Your task is to reproduce the material exactly.
# Raw data start
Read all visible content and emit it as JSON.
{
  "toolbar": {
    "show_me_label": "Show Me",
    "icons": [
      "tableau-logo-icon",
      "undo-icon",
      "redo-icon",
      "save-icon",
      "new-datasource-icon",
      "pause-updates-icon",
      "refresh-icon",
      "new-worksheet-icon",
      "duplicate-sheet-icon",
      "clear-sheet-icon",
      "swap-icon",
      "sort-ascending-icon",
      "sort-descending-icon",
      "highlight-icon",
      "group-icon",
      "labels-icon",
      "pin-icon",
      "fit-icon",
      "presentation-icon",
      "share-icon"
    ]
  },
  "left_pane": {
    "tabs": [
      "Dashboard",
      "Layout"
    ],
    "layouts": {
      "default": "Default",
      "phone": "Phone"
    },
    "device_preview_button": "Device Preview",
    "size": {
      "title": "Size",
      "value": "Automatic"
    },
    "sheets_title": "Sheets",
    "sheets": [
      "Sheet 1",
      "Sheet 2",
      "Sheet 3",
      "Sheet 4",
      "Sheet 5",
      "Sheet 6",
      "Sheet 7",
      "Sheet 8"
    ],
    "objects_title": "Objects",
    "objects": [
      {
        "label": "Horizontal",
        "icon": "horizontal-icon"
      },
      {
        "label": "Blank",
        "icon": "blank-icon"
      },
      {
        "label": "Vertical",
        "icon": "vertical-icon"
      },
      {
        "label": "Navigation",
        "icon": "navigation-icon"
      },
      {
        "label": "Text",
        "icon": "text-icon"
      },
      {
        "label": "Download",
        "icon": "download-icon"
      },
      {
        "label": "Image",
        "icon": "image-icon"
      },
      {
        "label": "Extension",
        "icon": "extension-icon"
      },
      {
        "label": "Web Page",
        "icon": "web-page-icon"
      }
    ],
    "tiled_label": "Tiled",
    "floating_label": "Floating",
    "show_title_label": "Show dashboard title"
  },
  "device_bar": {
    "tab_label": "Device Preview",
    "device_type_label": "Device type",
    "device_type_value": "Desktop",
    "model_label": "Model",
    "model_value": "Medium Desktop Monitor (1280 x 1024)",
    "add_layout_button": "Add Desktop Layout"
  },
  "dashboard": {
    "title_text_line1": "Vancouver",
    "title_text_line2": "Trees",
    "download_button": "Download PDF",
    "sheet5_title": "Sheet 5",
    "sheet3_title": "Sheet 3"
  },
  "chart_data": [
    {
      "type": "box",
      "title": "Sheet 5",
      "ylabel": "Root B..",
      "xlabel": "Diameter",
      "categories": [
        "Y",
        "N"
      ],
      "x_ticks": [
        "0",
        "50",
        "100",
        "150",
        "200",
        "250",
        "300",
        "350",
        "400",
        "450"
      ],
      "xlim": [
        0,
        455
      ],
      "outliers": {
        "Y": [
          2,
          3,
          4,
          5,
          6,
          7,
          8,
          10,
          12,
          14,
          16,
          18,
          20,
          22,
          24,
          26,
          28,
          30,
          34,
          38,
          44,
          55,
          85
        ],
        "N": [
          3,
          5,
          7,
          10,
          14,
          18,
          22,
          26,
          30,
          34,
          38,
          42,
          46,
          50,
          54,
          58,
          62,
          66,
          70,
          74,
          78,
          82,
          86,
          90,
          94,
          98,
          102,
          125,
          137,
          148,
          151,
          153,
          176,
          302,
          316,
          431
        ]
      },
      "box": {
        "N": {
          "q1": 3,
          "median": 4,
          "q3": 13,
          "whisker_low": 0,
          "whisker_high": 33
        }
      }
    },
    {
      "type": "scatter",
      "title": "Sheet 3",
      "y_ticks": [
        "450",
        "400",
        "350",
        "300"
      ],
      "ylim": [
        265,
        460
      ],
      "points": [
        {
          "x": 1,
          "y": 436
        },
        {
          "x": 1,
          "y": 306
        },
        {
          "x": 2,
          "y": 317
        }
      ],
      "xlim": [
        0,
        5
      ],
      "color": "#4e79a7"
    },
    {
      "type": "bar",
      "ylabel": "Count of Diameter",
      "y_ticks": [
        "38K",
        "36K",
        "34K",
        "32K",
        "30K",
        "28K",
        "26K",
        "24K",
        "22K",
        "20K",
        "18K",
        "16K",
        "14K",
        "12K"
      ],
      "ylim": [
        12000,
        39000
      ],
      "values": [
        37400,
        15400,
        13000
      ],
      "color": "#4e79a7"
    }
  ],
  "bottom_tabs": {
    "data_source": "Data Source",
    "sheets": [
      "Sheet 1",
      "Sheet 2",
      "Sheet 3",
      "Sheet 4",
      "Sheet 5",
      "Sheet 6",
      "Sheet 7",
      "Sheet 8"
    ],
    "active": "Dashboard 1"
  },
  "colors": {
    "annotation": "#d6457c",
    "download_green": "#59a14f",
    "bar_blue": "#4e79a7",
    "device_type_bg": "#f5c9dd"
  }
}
# Raw data end
Result of this exercise:
Read all visible content and emit it as JSON.
{
  "toolbar": {
    "show_me_label": "Show Me",
    "icons": [
      "tableau-logo-icon",
      "undo-icon",
      "redo-icon",
      "save-icon",
      "new-datasource-icon",
      "pause-updates-icon",
      "refresh-icon",
      "new-worksheet-icon",
      "duplicate-sheet-icon",
      "clear-sheet-icon",
      "swap-icon",
      "sort-ascending-icon",
      "sort-descending-icon",
      "highlight-icon",
      "group-icon",
      "labels-icon",
      "pin-icon",
      "fit-icon",
      "presentation-icon",
      "share-icon"
    ]
  },
  "left_pane": {
    "tabs": [
      "Dashboard",
      "Layout"
    ],
    "layouts": {
      "default": "Default",
      "phone": "Phone"
    },
    "device_preview_button": "Device Preview",
    "size": {
      "title": "Size",
      "value": "Automatic"
    },
    "sheets_title": "Sheets",
    "sheets": [
      "Sheet 1",
      "Sheet 2",
      "Sheet 3",
      "Sheet 4",
      "Sheet 5",
      "Sheet 6",
      "Sheet 7",
      "Sheet 8"
    ],
    "objects_title": "Objects",
    "objects": [
      {
        "label": "Horizontal",
        "icon": "horizontal-icon"
      },
      {
        "label": "Blank",
        "icon": "blank-icon"
      },
      {
        "label": "Vertical",
        "icon": "vertical-icon"
      },
      {
        "label": "Navigation",
        "icon": "navigation-icon"
      },
      {
        "label": "Text",
        "icon": "text-icon"
      },
      {
        "label": "Download",
        "icon": "download-icon"
      },
      {
        "label": "Image",
        "icon": "image-icon"
      },
      {
        "label": "Extension",
        "icon": "extension-icon"
      },
      {
        "label": "Web Page",
        "icon": "web-page-icon"
      }
    ],
    "tiled_label": "Tiled",
    "floating_label": "Floating",
    "show_title_label": "Show dashboard title"
  },
  "device_bar": {
    "tab_label": "Device Preview",
    "device_type_label": "Device type",
    "device_type_value": "Desktop",
    "model_label": "Model",
    "model_value": "Medium Desktop Monitor (1280 x 1024)",
    "add_layout_button": "Add Desktop Layout"
  },
  "dashboard": {
    "title_text_line1": "Vancouver",
    "title_text_line2": "Trees",
    "download_button": "Download PDF",
    "sheet5_title": "Sheet 5",
    "sheet3_title": "Sheet 3"
  },
  "chart_data": [
    {
      "type": "box",
      "title": "Sheet 5",
      "ylabel": "Root B..",
      "xlabel": "Diameter",
      "categories": [
        "Y",
        "N"
      ],
      "x_ticks": [
        "0",
        "50",
        "100",
        "150",
        "200",
        "250",
        "300",
        "350",
        "400",
        "450"
      ],
      "xlim": [
        0,
        455
      ],
      "outliers": {
        "Y": [
          2,
          3,
          4,
          5,
          6,
          7,
          8,
          10,
          12,
          14,
          16,
          18,
          20,
          22,
          24,
          26,
          28,
          30,
          34,
          38,
          44,
          55,
          85
        ],
        "N": [
          3,
          5,
          7,
          10,
          14,
          18,
          22,
          26,
          30,
          34,
          38,
          42,
          46,
          50,
          54,
          58,
          62,
          66,
          70,
          74,
          78,
          82,
          86,
          90,
          94,
          98,
          102,
          125,
          137,
          148,
          151,
          153,
          176,
          302,
          316,
          431
        ]
      },
      "box": {
        "N": {
          "q1": 3,
          "median": 4,
          "q3": 13,
          "whisker_low": 0,
          "whisker_high": 33
        }
      }
    },
    {
      "type": "scatter",
      "title": "Sheet 3",
      "y_ticks": [
        "450",
        "400",
        "350",
        "300"
      ],
      "ylim": [
        265,
        460
      ],
      "points": [
        {
          "x": 1,
          "y": 436
        },
        {
          "x": 1,
          "y": 306
        },
        {
          "x": 2,
          "y": 317
        }
      ],
      "xlim": [
        0,
        5
      ],
      "color": "#4e79a7"
    },
    {
      "type": "bar",
      "ylabel": "Count of Diameter",
      "y_ticks": [
        "38K",
        "36K",
        "34K",
        "32K",
        "30K",
        "28K",
        "26K",
        "24K",
        "22K",
        "20K",
        "18K",
        "16K",
        "14K",
        "12K"
      ],
      "ylim": [
        12000,
        39000
      ],
      "values": [
        37400,
        15400,
        13000
      ],
      "color": "#4e79a7"
    }
  ],
  "bottom_tabs": {
    "data_source": "Data Source",
    "sheets": [
      "Sheet 1",
      "Sheet 2",
      "Sheet 3",
      "Sheet 4",
      "Sheet 5",
      "Sheet 6",
      "Sheet 7",
      "Sheet 8"
    ],
    "active": "Dashboard 1"
  },
  "colors": {
    "annotation": "#d6457c",
    "download_green": "#59a14f",
    "bar_blue": "#4e79a7",
    "device_type_bg": "#f5c9dd"
  }
}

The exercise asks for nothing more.